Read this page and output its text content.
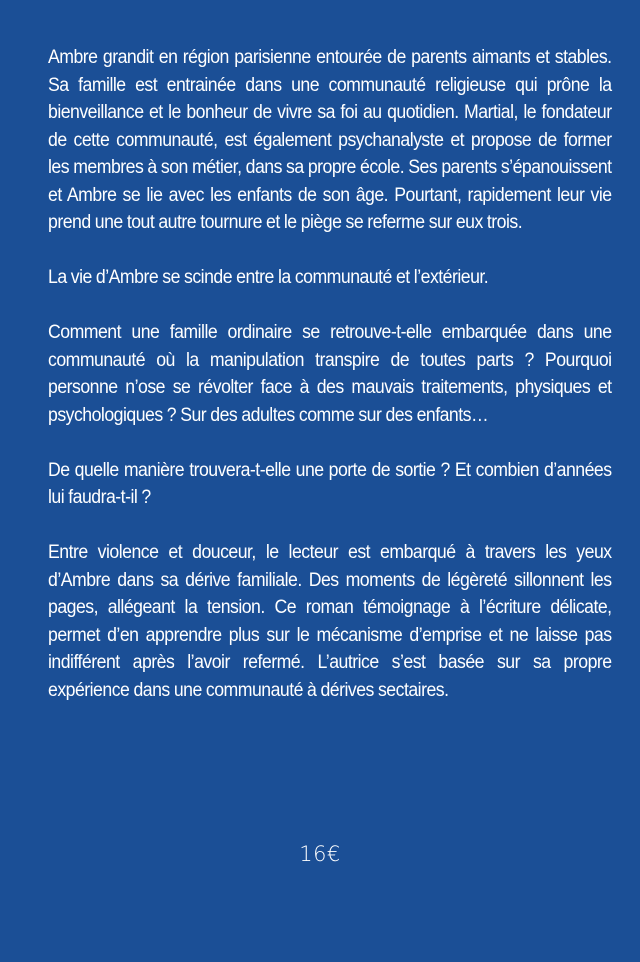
Ambre grandit en région parisienne entourée de parents aimants et stables. Sa famille est entrainée dans une communauté religieuse qui prône la bienveillance et le bonheur de vivre sa foi au quotidien. Martial, le fondateur de cette communauté, est également psychanalyste et propose de former les membres à son métier, dans sa propre école. Ses parents s’épanouissent et Ambre se lie avec les enfants de son âge. Pourtant, rapidement leur vie prend une tout autre tournure et le piège se referme sur eux trois.

La vie d’Ambre se scinde entre la communauté et l’extérieur.

Comment une famille ordinaire se retrouve-t-elle embarquée dans une communauté où la manipulation transpire de toutes parts ? Pourquoi personne n’ose se révolter face à des mauvais traitements, physiques et psychologiques ? Sur des adultes comme sur des enfants…

De quelle manière trouvera-t-elle une porte de sortie ? Et combien d’années lui faudra-t-il ?

Entre violence et douceur, le lecteur est embarqué à travers les yeux d’Ambre dans sa dérive familiale. Des moments de légèreté sillonnent les pages, allégeant la tension. Ce roman témoignage à l’écriture délicate, permet d’en apprendre plus sur le mécanisme d’emprise et ne laisse pas indifférent après l’avoir refermé. L’autrice s’est basée sur sa propre expérience dans une communauté à dérives sectaires.

16€
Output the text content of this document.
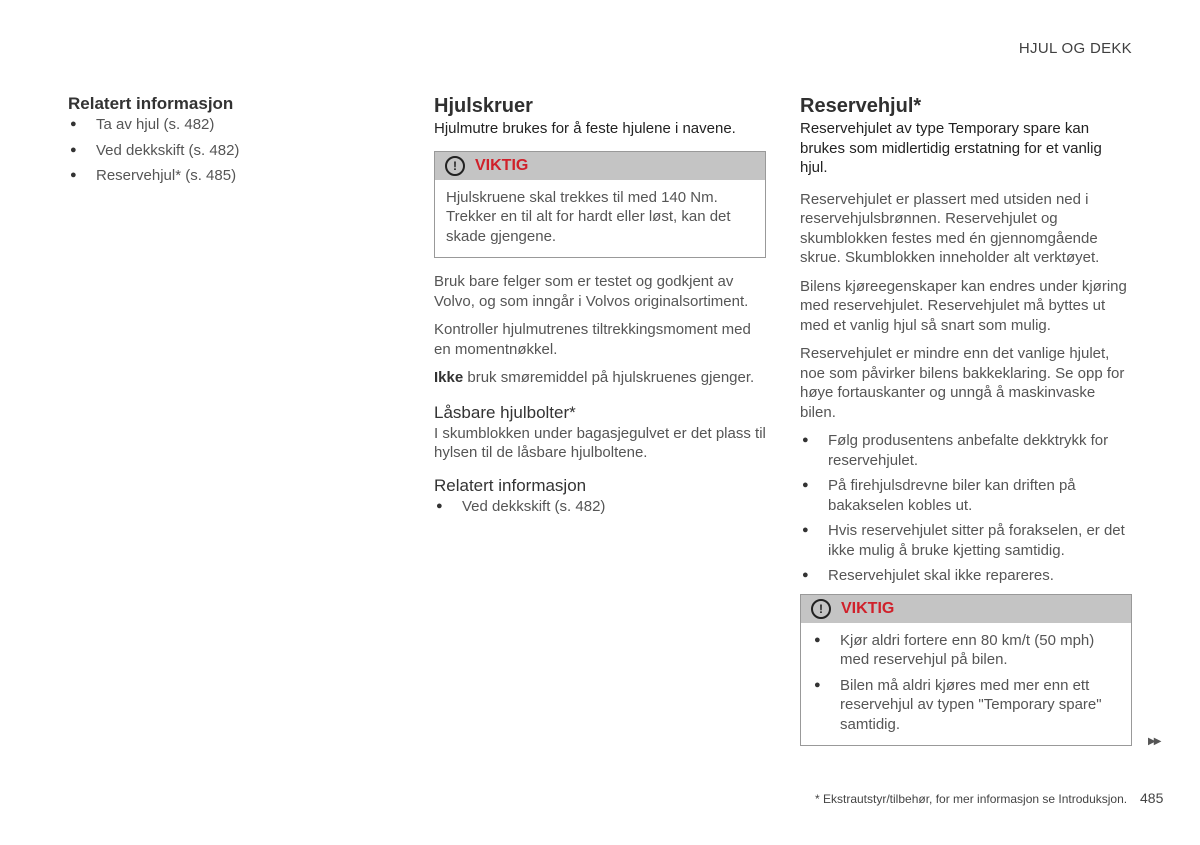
HJUL OG DEKK
Relatert informasjon
● Ta av hjul (s. 482)
● Ved dekkskift (s. 482)
● Reservehjul* (s. 485)
Hjulskruer

Hjulmutre brukes for å feste hjulene i navene.

!	VIKTIG

Hjulskruene skal trekkes til med 140 Nm. Trekker en til alt for hardt eller løst, kan det skade gjengene.

Bruk bare felger som er testet og godkjent av Volvo, og som inngår i Volvos originalsortiment.

Kontroller hjulmutrenes tiltrekkingsmoment med en momentnøkkel.

Ikke bruk smøremiddel på hjulskruenes gjenger.

Låsbare hjulbolter*

I skumblokken under bagasjegulvet er det plass til hylsen til de låsbare hjulboltene.

Relatert informasjon
● Ved dekkskift (s. 482)
Reservehjul*

Reservehjulet av type Temporary spare kan brukes som midlertidig erstatning for et vanlig hjul.

Reservehjulet er plassert med utsiden ned i reservehjulsbrønnen. Reservehjulet og skumblokken festes med én gjennomgående skrue. Skumblokken inneholder alt verktøyet.

Bilens kjøreegenskaper kan endres under kjøring med reservehjulet. Reservehjulet må byttes ut med et vanlig hjul så snart som mulig.

Reservehjulet er mindre enn det vanlige hjulet, noe som påvirker bilens bakkeklaring. Se opp for høye fortauskanter og unngå å maskinvaske bilen.

● Følg produsentens anbefalte dekktrykk for reservehjulet.
● På firehjulsdrevne biler kan driften på bakakselen kobles ut.
● Hvis reservehjulet sitter på forakselen, er det ikke mulig å bruke kjetting samtidig.
● Reservehjulet skal ikke repareres.
!	VIKTIG
● Kjør aldri fortere enn 80 km/t (50 mph) med reservehjul på bilen.
● Bilen må aldri kjøres med mer enn ett reservehjul av typen "Temporary spare" samtidig.
▶▶
* Ekstrautstyr/tilbehør, for mer informasjon se Introduksjon. 485
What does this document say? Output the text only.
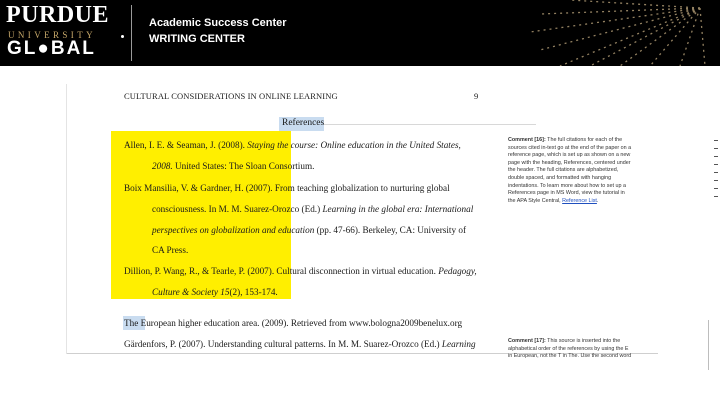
PURDUE
UNIVERSITY
GL●BAL
Academic Success Center
WRITING CENTER
CULTURAL CONSIDERATIONS IN ONLINE LEARNING	9
References
Allen, I. E. & Seaman, J. (2008). Staying the course: Online education in the United States,
2008. United States: The Sloan Consortium.
Boix Mansilia, V. & Gardner, H. (2007). From teaching globalization to nurturing global
consciousness. In M. M. Suarez-Orozco (Ed.) Learning in the global era: International
perspectives on globalization and education (pp. 47-66). Berkeley, CA: University of
CA Press.
Dillion, P. Wang, R., & Tearle, P. (2007). Cultural disconnection in virtual education. Pedagogy,
Culture & Society 15(2), 153-174.
The European higher education area. (2009). Retrieved from www.bologna2009benelux.org
Gärdenfors, P. (2007). Understanding cultural patterns. In M. M. Suarez-Orozco (Ed.) Learning
Comment [16]: The full citations for each of the
sources cited in-text go at the end of the paper on a
reference page, which is set up as shown on a new
page with the heading, References, centered under
the header. The full citations are alphabetized,
double spaced, and formatted with hanging
indentations. To learn more about how to set up a
References page in MS Word, view the tutorial in
the APA Style Central, Reference List.
Comment [17]: This source is inserted into the
alphabetical order of the references by using the E
in European, not the T in The. Use the second word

■ ■ ■

REQUIRED WORK: Copy out all the entries exactly. Images stay out of the copy.

SOLUTION:
Read this page and output its text content.
Ambre grandit en région parisienne entourée de parents aimants et stables. Sa famille est entrainée dans une communauté religieuse qui prône la bienveillance et le bonheur de vivre sa foi au quotidien. Martial, le fondateur de cette communauté, est également psychanalyste et propose de former les membres à son métier, dans sa propre école. Ses parents s’épanouissent et Ambre se lie avec les enfants de son âge. Pourtant, rapidement leur vie prend une tout autre tournure et le piège se referme sur eux trois.

La vie d’Ambre se scinde entre la communauté et l’extérieur.

Comment une famille ordinaire se retrouve-t-elle embarquée dans une communauté où la manipulation transpire de toutes parts ? Pourquoi personne n’ose se révolter face à des mauvais traitements, physiques et psychologiques ? Sur des adultes comme sur des enfants…

De quelle manière trouvera-t-elle une porte de sortie ? Et combien d’années lui faudra-t-il ?

Entre violence et douceur, le lecteur est embarqué à travers les yeux d’Ambre dans sa dérive familiale. Des moments de légèreté sillonnent les pages, allégeant la tension. Ce roman témoignage à l’écriture délicate, permet d’en apprendre plus sur le mécanisme d’emprise et ne laisse pas indifférent après l’avoir refermé. L’autrice s’est basée sur sa propre expérience dans une communauté à dérives sectaires.

16€
Output the text content of this document.
HJUL OG DEKK
Relatert informasjon
● Ta av hjul (s. 482)
● Ved dekkskift (s. 482)
● Reservehjul* (s. 485)
Hjulskruer

Hjulmutre brukes for å feste hjulene i navene.

!	VIKTIG

Hjulskruene skal trekkes til med 140 Nm. Trekker en til alt for hardt eller løst, kan det skade gjengene.

Bruk bare felger som er testet og godkjent av Volvo, og som inngår i Volvos originalsortiment.

Kontroller hjulmutrenes tiltrekkingsmoment med en momentnøkkel.

Ikke bruk smøremiddel på hjulskruenes gjenger.

Låsbare hjulbolter*

I skumblokken under bagasjegulvet er det plass til hylsen til de låsbare hjulboltene.

Relatert informasjon
● Ved dekkskift (s. 482)
Reservehjul*

Reservehjulet av type Temporary spare kan brukes som midlertidig erstatning for et vanlig hjul.

Reservehjulet er plassert med utsiden ned i reservehjulsbrønnen. Reservehjulet og skumblokken festes med én gjennomgående skrue. Skumblokken inneholder alt verktøyet.

Bilens kjøreegenskaper kan endres under kjøring med reservehjulet. Reservehjulet må byttes ut med et vanlig hjul så snart som mulig.

Reservehjulet er mindre enn det vanlige hjulet, noe som påvirker bilens bakkeklaring. Se opp for høye fortauskanter og unngå å maskinvaske bilen.

● Følg produsentens anbefalte dekktrykk for reservehjulet.
● På firehjulsdrevne biler kan driften på bakakselen kobles ut.
● Hvis reservehjulet sitter på forakselen, er det ikke mulig å bruke kjetting samtidig.
● Reservehjulet skal ikke repareres.
!	VIKTIG
● Kjør aldri fortere enn 80 km/t (50 mph) med reservehjul på bilen.
● Bilen må aldri kjøres med mer enn ett reservehjul av typen "Temporary spare" samtidig.
▶▶
* Ekstrautstyr/tilbehør, for mer informasjon se Introduksjon. 485
What does this document say? Output the text only.
PURDUE
UNIVERSITY
GL●BAL
Academic Success Center
WRITING CENTER
CULTURAL CONSIDERATIONS IN ONLINE LEARNING	9
References
Allen, I. E. & Seaman, J. (2008). Staying the course: Online education in the United States,
2008. United States: The Sloan Consortium.
Boix Mansilia, V. & Gardner, H. (2007). From teaching globalization to nurturing global
consciousness. In M. M. Suarez-Orozco (Ed.) Learning in the global era: International
perspectives on globalization and education (pp. 47-66). Berkeley, CA: University of
CA Press.
Dillion, P. Wang, R., & Tearle, P. (2007). Cultural disconnection in virtual education. Pedagogy,
Culture & Society 15(2), 153-174.
The European higher education area. (2009). Retrieved from www.bologna2009benelux.org
Gärdenfors, P. (2007). Understanding cultural patterns. In M. M. Suarez-Orozco (Ed.) Learning
Comment [16]: The full citations for each of the
sources cited in-text go at the end of the paper on a
reference page, which is set up as shown on a new
page with the heading, References, centered under
the header. The full citations are alphabetized,
double spaced, and formatted with hanging
indentations. To learn more about how to set up a
References page in MS Word, view the tutorial in
the APA Style Central, Reference List.
Comment [17]: This source is inserted into the
alphabetical order of the references by using the E
in European, not the T in The. Use the second word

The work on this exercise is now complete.